GIVEN INSTRUCTION >>
Look through the lines below and extract each one that contains "structured".

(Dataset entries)
+-------+
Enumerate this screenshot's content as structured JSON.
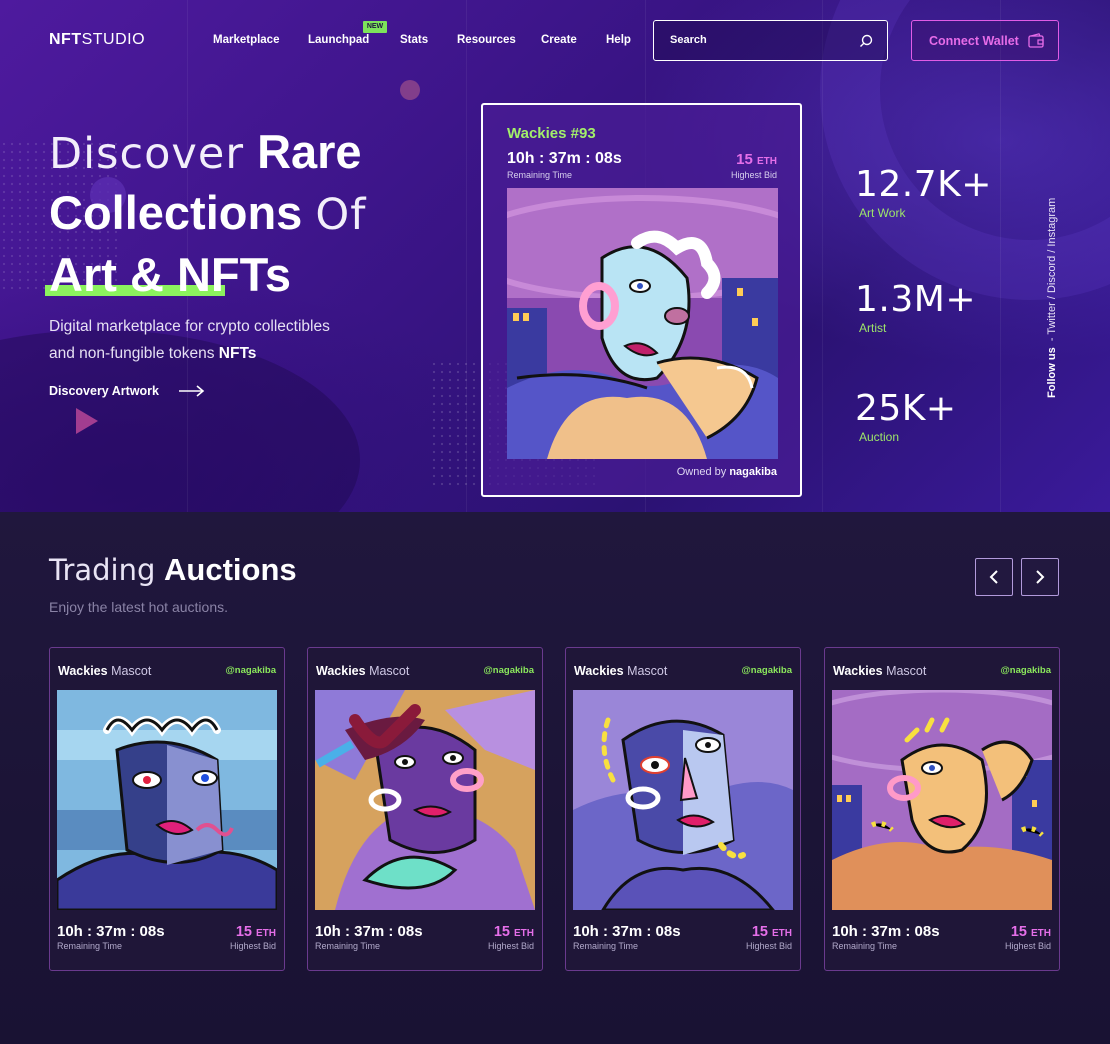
{
  "brand": {
    "bold": "NFT",
    "regular": "STUDIO"
  },
  "nav": {
    "items": [
      {
        "label": "Marketplace"
      },
      {
        "label": "Launchpad"
      },
      {
        "label": "Stats"
      },
      {
        "label": "Resources"
      },
      {
        "label": "Create"
      },
      {
        "label": "Help"
      }
    ],
    "new_badge": "NEW"
  },
  "search": {
    "placeholder": "Search",
    "icon": "search-icon"
  },
  "connect_wallet": {
    "label": "Connect Wallet",
    "icon": "wallet-icon"
  },
  "hero": {
    "line1_thin": "Discover",
    "line1_bold": "Rare",
    "line2_bold": "Collections",
    "line2_thin": "Of",
    "line3_bold": "Art & NFTs",
    "sub_line1": "Digital marketplace for crypto collectibles",
    "sub_line2": "and non-fungible tokens",
    "sub_bold": "NFTs",
    "cta": "Discovery Artwork",
    "accent_color": "#8cf25e"
  },
  "featured": {
    "title": "Wackies #93",
    "time": "10h : 37m : 08s",
    "time_label": "Remaining Time",
    "bid_value": "15",
    "bid_unit": "ETH",
    "bid_label": "Highest Bid",
    "owner_prefix": "Owned by",
    "owner": "nagakiba"
  },
  "stats": [
    {
      "value": "12.7K+",
      "label": "Art Work"
    },
    {
      "value": "1.3M+",
      "label": "Artist"
    },
    {
      "value": "25K+",
      "label": "Auction"
    }
  ],
  "follow": {
    "prefix": "Follow us",
    "links": "-  Twitter  /  Discord  /  Instagram"
  },
  "auctions": {
    "title_thin": "Trading",
    "title_bold": "Auctions",
    "subtitle": "Enjoy the latest hot auctions.",
    "prev_icon": "chevron-left-icon",
    "next_icon": "chevron-right-icon",
    "cards": [
      {
        "name_bold": "Wackies",
        "name": "Mascot",
        "handle": "@nagakiba",
        "time": "10h : 37m : 08s",
        "time_label": "Remaining Time",
        "bid_value": "15",
        "bid_unit": "ETH",
        "bid_label": "Highest Bid"
      },
      {
        "name_bold": "Wackies",
        "name": "Mascot",
        "handle": "@nagakiba",
        "time": "10h : 37m : 08s",
        "time_label": "Remaining Time",
        "bid_value": "15",
        "bid_unit": "ETH",
        "bid_label": "Highest Bid"
      },
      {
        "name_bold": "Wackies",
        "name": "Mascot",
        "handle": "@nagakiba",
        "time": "10h : 37m : 08s",
        "time_label": "Remaining Time",
        "bid_value": "15",
        "bid_unit": "ETH",
        "bid_label": "Highest Bid"
      },
      {
        "name_bold": "Wackies",
        "name": "Mascot",
        "handle": "@nagakiba",
        "time": "10h : 37m : 08s",
        "time_label": "Remaining Time",
        "bid_value": "15",
        "bid_unit": "ETH",
        "bid_label": "Highest Bid"
      }
    ]
  },
  "colors": {
    "accent_green": "#8cf25e",
    "accent_pink": "#e56fe9",
    "hero_bg": "#3d158a",
    "section_bg": "#1b1436"
  }
}
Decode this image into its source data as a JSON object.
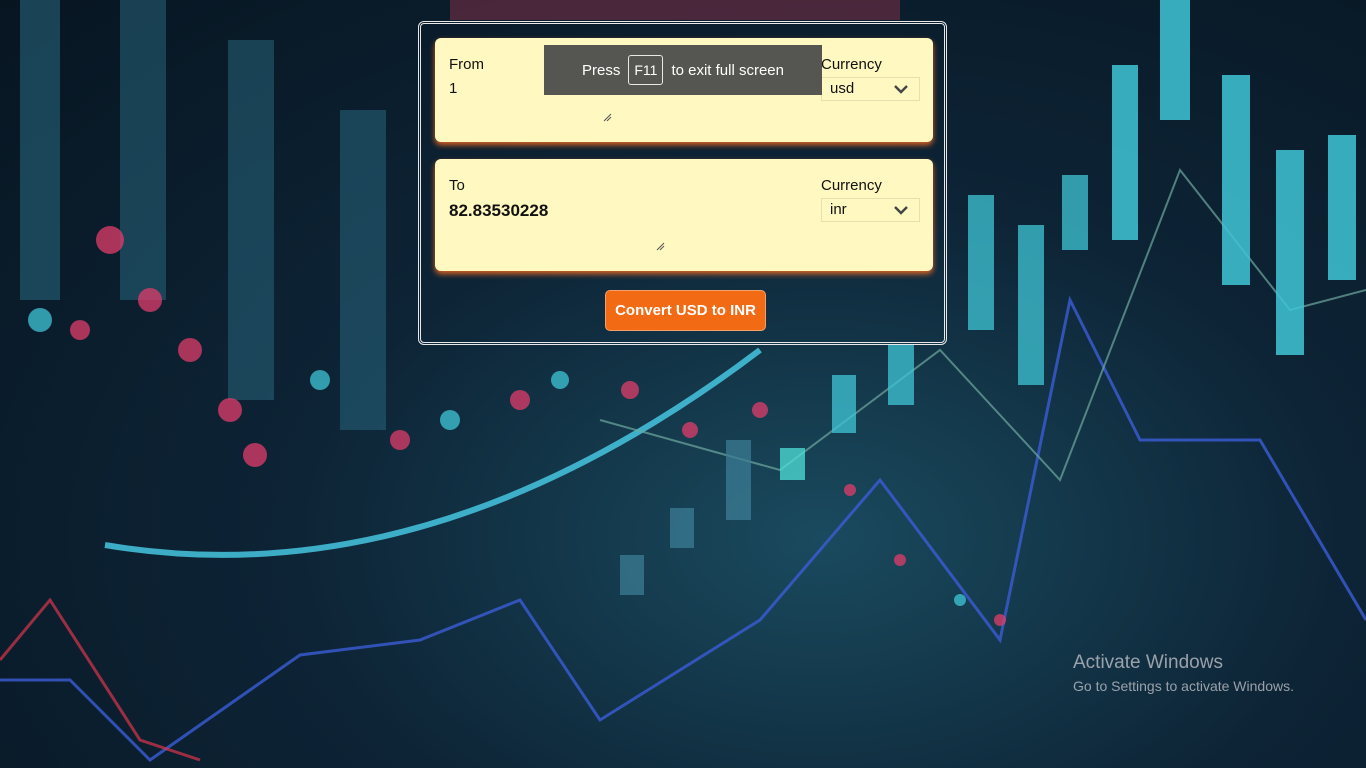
{
  "from": {
    "label": "From",
    "value": "1",
    "currency_label": "Currency",
    "currency": "usd"
  },
  "to": {
    "label": "To",
    "value": "82.83530228",
    "currency_label": "Currency",
    "currency": "inr"
  },
  "convert_button": "Convert USD to INR",
  "fullscreen_notice": {
    "press": "Press",
    "key": "F11",
    "suffix": "to exit full screen"
  },
  "watermark": {
    "title": "Activate Windows",
    "subtitle": "Go to Settings to activate Windows."
  },
  "colors": {
    "panel": "#fff8c0",
    "accent": "#f26a14",
    "background": "#0d2436"
  },
  "icons": [
    "chevron-down-icon",
    "resize-grip-icon"
  ]
}
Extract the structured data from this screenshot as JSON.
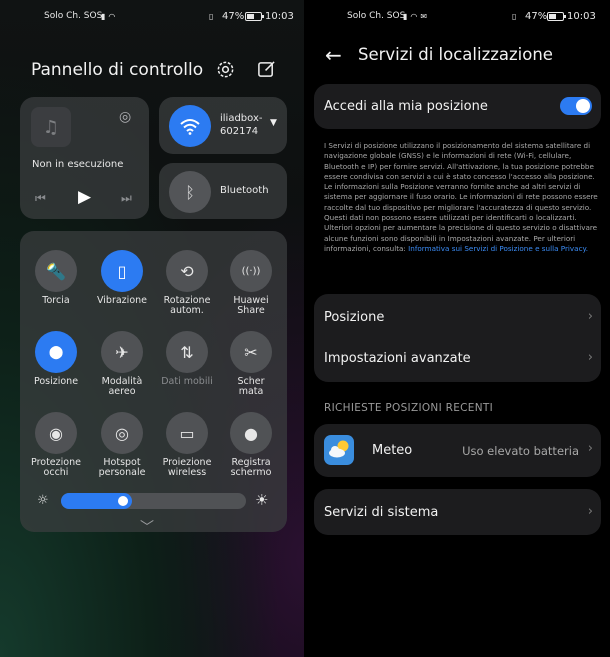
{
  "left_status": {
    "carrier": "Solo Ch. SOS",
    "battery": "47%",
    "time": "10:03"
  },
  "right_status": {
    "carrier": "Solo Ch. SOS",
    "battery": "47%",
    "time": "10:03"
  },
  "control_center": {
    "title": "Pannello di controllo",
    "media": {
      "status": "Non in esecuzione"
    },
    "wifi": {
      "label": "iliadbox-\n602174"
    },
    "bluetooth": {
      "label": "Bluetooth"
    },
    "tiles": [
      {
        "label": "Torcia",
        "on": false,
        "icon": "flashlight-icon"
      },
      {
        "label": "Vibrazione",
        "on": true,
        "icon": "vibration-icon"
      },
      {
        "label": "Rotazione\nautom.",
        "on": false,
        "icon": "rotation-icon"
      },
      {
        "label": "Huawei\nShare",
        "on": false,
        "icon": "share-icon"
      },
      {
        "label": "Posizione",
        "on": true,
        "icon": "location-icon"
      },
      {
        "label": "Modalità\naereo",
        "on": false,
        "icon": "airplane-icon"
      },
      {
        "label": "Dati mobili",
        "on": false,
        "icon": "mobile-data-icon",
        "dim": true
      },
      {
        "label": "Scher\nmata",
        "on": false,
        "icon": "screenshot-icon"
      },
      {
        "label": "Protezione\nocchi",
        "on": false,
        "icon": "eye-icon"
      },
      {
        "label": "Hotspot\npersonale",
        "on": false,
        "icon": "hotspot-icon"
      },
      {
        "label": "Proiezione\nwireless",
        "on": false,
        "icon": "projection-icon"
      },
      {
        "label": "Registra\nschermo",
        "on": false,
        "icon": "record-icon"
      }
    ],
    "brightness": 0.34
  },
  "location": {
    "title": "Servizi di localizzazione",
    "access_label": "Accedi alla mia posizione",
    "access_on": true,
    "description": "I Servizi di posizione utilizzano il posizionamento del sistema satellitare di navigazione globale (GNSS) e le informazioni di rete (Wi-Fi, cellulare, Bluetooth e IP) per fornire servizi. All'attivazione, la tua posizione potrebbe essere condivisa con servizi a cui è stato concesso l'accesso alla posizione. Le informazioni sulla Posizione verranno fornite anche ad altri servizi di sistema per aggiornare il fuso orario. Le informazioni di rete possono essere raccolte dal tuo dispositivo per migliorare l'accuratezza di questo servizio. Questi dati non possono essere utilizzati per identificarti o localizzarti. Ulteriori opzioni per aumentare la precisione di questo servizio o disattivare alcune funzioni sono disponibili in Impostazioni avanzate. Per ulteriori informazioni, consulta:",
    "link": "Informativa sui Servizi di Posizione e sulla Privacy.",
    "items": [
      "Posizione",
      "Impostazioni avanzate"
    ],
    "section": "RICHIESTE POSIZIONI RECENTI",
    "recent": {
      "name": "Meteo",
      "value": "Uso elevato batteria"
    },
    "system": "Servizi di sistema"
  }
}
+-------+
RESULT OF THE EXERCISE >>
Enumerate this screenshot's content as structured JSON.
Extract the structured data from this screenshot as JSON.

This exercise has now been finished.